___ RECORDS FOR PROCESSING

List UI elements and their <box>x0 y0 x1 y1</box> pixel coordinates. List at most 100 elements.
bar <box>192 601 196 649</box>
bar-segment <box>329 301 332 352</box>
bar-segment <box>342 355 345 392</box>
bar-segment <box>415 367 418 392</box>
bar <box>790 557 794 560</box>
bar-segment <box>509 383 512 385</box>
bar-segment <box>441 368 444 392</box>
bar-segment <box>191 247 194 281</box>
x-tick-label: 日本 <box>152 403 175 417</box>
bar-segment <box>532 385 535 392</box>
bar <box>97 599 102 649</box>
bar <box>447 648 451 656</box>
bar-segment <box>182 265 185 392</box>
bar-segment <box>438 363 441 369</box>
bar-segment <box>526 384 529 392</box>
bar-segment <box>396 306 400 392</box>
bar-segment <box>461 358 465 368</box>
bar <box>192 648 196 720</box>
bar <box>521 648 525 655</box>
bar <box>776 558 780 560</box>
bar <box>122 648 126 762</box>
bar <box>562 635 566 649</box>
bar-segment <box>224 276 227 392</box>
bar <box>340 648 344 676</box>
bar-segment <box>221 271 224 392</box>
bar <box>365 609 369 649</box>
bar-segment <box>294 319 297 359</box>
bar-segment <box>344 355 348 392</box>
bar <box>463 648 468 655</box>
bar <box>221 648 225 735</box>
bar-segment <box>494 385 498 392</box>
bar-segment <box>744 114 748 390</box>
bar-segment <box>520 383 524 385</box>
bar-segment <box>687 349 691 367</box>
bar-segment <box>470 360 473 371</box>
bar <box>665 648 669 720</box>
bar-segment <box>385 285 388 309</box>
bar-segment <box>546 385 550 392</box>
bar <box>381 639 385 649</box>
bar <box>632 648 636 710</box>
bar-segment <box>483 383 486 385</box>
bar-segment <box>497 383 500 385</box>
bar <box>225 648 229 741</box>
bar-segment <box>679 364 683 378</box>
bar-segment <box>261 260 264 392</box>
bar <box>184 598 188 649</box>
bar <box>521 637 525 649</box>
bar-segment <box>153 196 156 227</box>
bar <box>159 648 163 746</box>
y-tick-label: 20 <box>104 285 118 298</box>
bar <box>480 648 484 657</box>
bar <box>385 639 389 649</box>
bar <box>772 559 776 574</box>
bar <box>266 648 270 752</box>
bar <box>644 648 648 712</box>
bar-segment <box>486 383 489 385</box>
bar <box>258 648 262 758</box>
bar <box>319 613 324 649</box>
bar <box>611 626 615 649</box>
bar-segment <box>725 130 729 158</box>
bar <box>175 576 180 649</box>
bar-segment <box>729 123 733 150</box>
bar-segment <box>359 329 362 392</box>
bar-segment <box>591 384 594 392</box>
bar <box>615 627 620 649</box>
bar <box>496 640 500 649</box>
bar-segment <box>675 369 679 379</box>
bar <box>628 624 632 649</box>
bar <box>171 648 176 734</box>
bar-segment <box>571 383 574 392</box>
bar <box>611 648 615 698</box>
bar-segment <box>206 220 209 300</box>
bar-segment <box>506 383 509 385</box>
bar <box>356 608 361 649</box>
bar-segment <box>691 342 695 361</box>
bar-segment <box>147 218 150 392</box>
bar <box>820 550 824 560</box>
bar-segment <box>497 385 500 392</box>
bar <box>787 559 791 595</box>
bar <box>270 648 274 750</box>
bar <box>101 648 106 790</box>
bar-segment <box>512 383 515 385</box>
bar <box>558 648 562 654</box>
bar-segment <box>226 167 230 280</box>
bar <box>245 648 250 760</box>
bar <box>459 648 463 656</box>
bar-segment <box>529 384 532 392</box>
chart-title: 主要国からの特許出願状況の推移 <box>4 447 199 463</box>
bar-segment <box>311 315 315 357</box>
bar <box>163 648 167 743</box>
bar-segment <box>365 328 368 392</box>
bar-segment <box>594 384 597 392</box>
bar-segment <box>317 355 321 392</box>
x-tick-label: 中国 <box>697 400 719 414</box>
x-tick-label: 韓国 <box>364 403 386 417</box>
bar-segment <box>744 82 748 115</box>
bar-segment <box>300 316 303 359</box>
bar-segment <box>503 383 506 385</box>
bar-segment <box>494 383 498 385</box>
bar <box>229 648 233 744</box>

______

Retype the entries from the start down through the line containing "bar <box>192 648 196 720</box>", including both ends.

List UI elements and their <box>x0 y0 x1 y1</box> pixel coordinates. List at most 100 elements.
bar <box>192 601 196 649</box>
bar-segment <box>329 301 332 352</box>
bar-segment <box>342 355 345 392</box>
bar-segment <box>415 367 418 392</box>
bar <box>790 557 794 560</box>
bar-segment <box>509 383 512 385</box>
bar-segment <box>441 368 444 392</box>
bar-segment <box>191 247 194 281</box>
x-tick-label: 日本 <box>152 403 175 417</box>
bar-segment <box>532 385 535 392</box>
bar <box>97 599 102 649</box>
bar <box>447 648 451 656</box>
bar-segment <box>182 265 185 392</box>
bar-segment <box>438 363 441 369</box>
bar-segment <box>526 384 529 392</box>
bar-segment <box>396 306 400 392</box>
bar-segment <box>461 358 465 368</box>
bar <box>192 648 196 720</box>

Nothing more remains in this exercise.